**YOUR INSTRUCTIONS:** Copy the records below exactly, omitting any pictures they contain.

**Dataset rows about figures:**
..............................

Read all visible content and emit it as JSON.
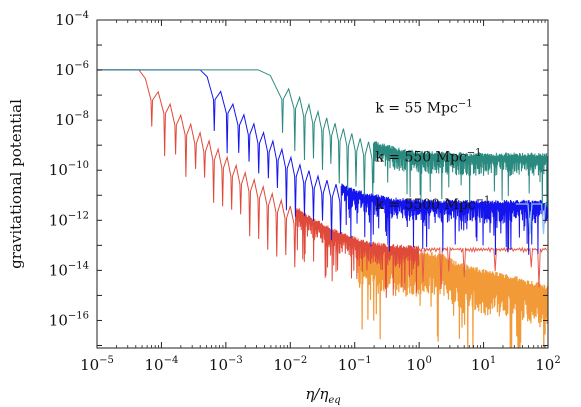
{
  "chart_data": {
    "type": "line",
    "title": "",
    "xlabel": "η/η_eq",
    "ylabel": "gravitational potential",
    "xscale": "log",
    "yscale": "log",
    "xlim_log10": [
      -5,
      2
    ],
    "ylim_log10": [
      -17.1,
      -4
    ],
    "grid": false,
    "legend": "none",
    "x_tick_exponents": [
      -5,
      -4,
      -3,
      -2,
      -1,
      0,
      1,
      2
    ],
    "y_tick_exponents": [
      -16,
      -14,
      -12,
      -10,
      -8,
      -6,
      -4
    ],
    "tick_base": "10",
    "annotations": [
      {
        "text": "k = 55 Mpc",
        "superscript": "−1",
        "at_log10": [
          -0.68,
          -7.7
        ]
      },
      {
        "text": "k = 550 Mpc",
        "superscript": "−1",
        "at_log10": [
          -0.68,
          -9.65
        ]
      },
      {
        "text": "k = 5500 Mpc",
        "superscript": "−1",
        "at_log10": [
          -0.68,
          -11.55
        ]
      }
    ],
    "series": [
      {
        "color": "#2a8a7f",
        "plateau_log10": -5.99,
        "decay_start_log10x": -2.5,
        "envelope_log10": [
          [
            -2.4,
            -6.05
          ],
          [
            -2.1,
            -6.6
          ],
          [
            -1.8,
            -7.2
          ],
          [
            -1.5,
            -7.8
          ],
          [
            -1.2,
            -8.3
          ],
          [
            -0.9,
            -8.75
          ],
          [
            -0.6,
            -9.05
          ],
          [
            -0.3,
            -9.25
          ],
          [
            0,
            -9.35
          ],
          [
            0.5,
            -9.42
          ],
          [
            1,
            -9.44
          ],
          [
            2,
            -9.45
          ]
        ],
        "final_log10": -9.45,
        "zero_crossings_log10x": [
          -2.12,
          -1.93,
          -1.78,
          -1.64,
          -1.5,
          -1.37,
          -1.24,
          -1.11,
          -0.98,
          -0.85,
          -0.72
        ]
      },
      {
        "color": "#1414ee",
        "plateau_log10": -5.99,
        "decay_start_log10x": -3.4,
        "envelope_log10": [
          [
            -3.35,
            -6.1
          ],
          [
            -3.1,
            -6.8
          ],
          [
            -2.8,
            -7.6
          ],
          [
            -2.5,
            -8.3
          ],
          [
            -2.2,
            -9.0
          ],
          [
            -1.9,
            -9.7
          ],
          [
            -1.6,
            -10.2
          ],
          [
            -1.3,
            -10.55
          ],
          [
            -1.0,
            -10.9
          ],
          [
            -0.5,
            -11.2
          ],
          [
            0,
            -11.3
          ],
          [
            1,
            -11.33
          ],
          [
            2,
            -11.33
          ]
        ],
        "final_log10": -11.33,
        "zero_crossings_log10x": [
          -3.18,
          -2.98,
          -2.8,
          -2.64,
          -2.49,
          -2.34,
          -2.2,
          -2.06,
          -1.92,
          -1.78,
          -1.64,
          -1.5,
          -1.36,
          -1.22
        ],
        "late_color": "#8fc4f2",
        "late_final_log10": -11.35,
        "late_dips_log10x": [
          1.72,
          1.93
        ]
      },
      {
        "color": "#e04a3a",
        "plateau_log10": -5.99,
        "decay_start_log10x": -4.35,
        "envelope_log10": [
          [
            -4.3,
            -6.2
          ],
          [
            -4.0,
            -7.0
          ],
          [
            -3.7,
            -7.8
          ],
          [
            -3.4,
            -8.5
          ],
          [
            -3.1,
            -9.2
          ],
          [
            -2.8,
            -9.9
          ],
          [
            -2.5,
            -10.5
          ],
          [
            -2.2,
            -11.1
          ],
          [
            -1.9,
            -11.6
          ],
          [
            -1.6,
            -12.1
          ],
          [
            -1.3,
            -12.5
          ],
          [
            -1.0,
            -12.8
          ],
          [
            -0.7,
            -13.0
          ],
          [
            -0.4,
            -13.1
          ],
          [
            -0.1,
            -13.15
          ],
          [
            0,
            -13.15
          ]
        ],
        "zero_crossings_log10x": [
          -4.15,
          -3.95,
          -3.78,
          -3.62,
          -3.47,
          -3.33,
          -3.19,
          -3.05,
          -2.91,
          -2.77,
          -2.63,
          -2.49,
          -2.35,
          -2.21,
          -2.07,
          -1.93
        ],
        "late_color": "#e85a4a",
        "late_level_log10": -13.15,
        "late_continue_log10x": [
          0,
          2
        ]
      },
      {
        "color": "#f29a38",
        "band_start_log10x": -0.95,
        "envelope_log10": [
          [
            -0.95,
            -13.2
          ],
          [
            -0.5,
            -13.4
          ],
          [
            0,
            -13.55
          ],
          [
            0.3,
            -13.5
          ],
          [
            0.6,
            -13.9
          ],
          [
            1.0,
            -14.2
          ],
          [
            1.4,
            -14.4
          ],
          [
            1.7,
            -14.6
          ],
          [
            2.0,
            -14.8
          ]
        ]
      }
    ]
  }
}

..............................

**RESULT OF THIS EXERCISE:**
Read all visible content and emit it as JSON.
{
  "chart_data": {
    "type": "line",
    "title": "",
    "xlabel": "η/η_eq",
    "ylabel": "gravitational potential",
    "xscale": "log",
    "yscale": "log",
    "xlim_log10": [
      -5,
      2
    ],
    "ylim_log10": [
      -17.1,
      -4
    ],
    "grid": false,
    "legend": "none",
    "x_tick_exponents": [
      -5,
      -4,
      -3,
      -2,
      -1,
      0,
      1,
      2
    ],
    "y_tick_exponents": [
      -16,
      -14,
      -12,
      -10,
      -8,
      -6,
      -4
    ],
    "tick_base": "10",
    "annotations": [
      {
        "text": "k = 55 Mpc",
        "superscript": "−1",
        "at_log10": [
          -0.68,
          -7.7
        ]
      },
      {
        "text": "k = 550 Mpc",
        "superscript": "−1",
        "at_log10": [
          -0.68,
          -9.65
        ]
      },
      {
        "text": "k = 5500 Mpc",
        "superscript": "−1",
        "at_log10": [
          -0.68,
          -11.55
        ]
      }
    ],
    "series": [
      {
        "color": "#2a8a7f",
        "plateau_log10": -5.99,
        "decay_start_log10x": -2.5,
        "envelope_log10": [
          [
            -2.4,
            -6.05
          ],
          [
            -2.1,
            -6.6
          ],
          [
            -1.8,
            -7.2
          ],
          [
            -1.5,
            -7.8
          ],
          [
            -1.2,
            -8.3
          ],
          [
            -0.9,
            -8.75
          ],
          [
            -0.6,
            -9.05
          ],
          [
            -0.3,
            -9.25
          ],
          [
            0,
            -9.35
          ],
          [
            0.5,
            -9.42
          ],
          [
            1,
            -9.44
          ],
          [
            2,
            -9.45
          ]
        ],
        "final_log10": -9.45,
        "zero_crossings_log10x": [
          -2.12,
          -1.93,
          -1.78,
          -1.64,
          -1.5,
          -1.37,
          -1.24,
          -1.11,
          -0.98,
          -0.85,
          -0.72
        ]
      },
      {
        "color": "#1414ee",
        "plateau_log10": -5.99,
        "decay_start_log10x": -3.4,
        "envelope_log10": [
          [
            -3.35,
            -6.1
          ],
          [
            -3.1,
            -6.8
          ],
          [
            -2.8,
            -7.6
          ],
          [
            -2.5,
            -8.3
          ],
          [
            -2.2,
            -9.0
          ],
          [
            -1.9,
            -9.7
          ],
          [
            -1.6,
            -10.2
          ],
          [
            -1.3,
            -10.55
          ],
          [
            -1.0,
            -10.9
          ],
          [
            -0.5,
            -11.2
          ],
          [
            0,
            -11.3
          ],
          [
            1,
            -11.33
          ],
          [
            2,
            -11.33
          ]
        ],
        "final_log10": -11.33,
        "zero_crossings_log10x": [
          -3.18,
          -2.98,
          -2.8,
          -2.64,
          -2.49,
          -2.34,
          -2.2,
          -2.06,
          -1.92,
          -1.78,
          -1.64,
          -1.5,
          -1.36,
          -1.22
        ],
        "late_color": "#8fc4f2",
        "late_final_log10": -11.35,
        "late_dips_log10x": [
          1.72,
          1.93
        ]
      },
      {
        "color": "#e04a3a",
        "plateau_log10": -5.99,
        "decay_start_log10x": -4.35,
        "envelope_log10": [
          [
            -4.3,
            -6.2
          ],
          [
            -4.0,
            -7.0
          ],
          [
            -3.7,
            -7.8
          ],
          [
            -3.4,
            -8.5
          ],
          [
            -3.1,
            -9.2
          ],
          [
            -2.8,
            -9.9
          ],
          [
            -2.5,
            -10.5
          ],
          [
            -2.2,
            -11.1
          ],
          [
            -1.9,
            -11.6
          ],
          [
            -1.6,
            -12.1
          ],
          [
            -1.3,
            -12.5
          ],
          [
            -1.0,
            -12.8
          ],
          [
            -0.7,
            -13.0
          ],
          [
            -0.4,
            -13.1
          ],
          [
            -0.1,
            -13.15
          ],
          [
            0,
            -13.15
          ]
        ],
        "zero_crossings_log10x": [
          -4.15,
          -3.95,
          -3.78,
          -3.62,
          -3.47,
          -3.33,
          -3.19,
          -3.05,
          -2.91,
          -2.77,
          -2.63,
          -2.49,
          -2.35,
          -2.21,
          -2.07,
          -1.93
        ],
        "late_color": "#e85a4a",
        "late_level_log10": -13.15,
        "late_continue_log10x": [
          0,
          2
        ]
      },
      {
        "color": "#f29a38",
        "band_start_log10x": -0.95,
        "envelope_log10": [
          [
            -0.95,
            -13.2
          ],
          [
            -0.5,
            -13.4
          ],
          [
            0,
            -13.55
          ],
          [
            0.3,
            -13.5
          ],
          [
            0.6,
            -13.9
          ],
          [
            1.0,
            -14.2
          ],
          [
            1.4,
            -14.4
          ],
          [
            1.7,
            -14.6
          ],
          [
            2.0,
            -14.8
          ]
        ]
      }
    ]
  }
}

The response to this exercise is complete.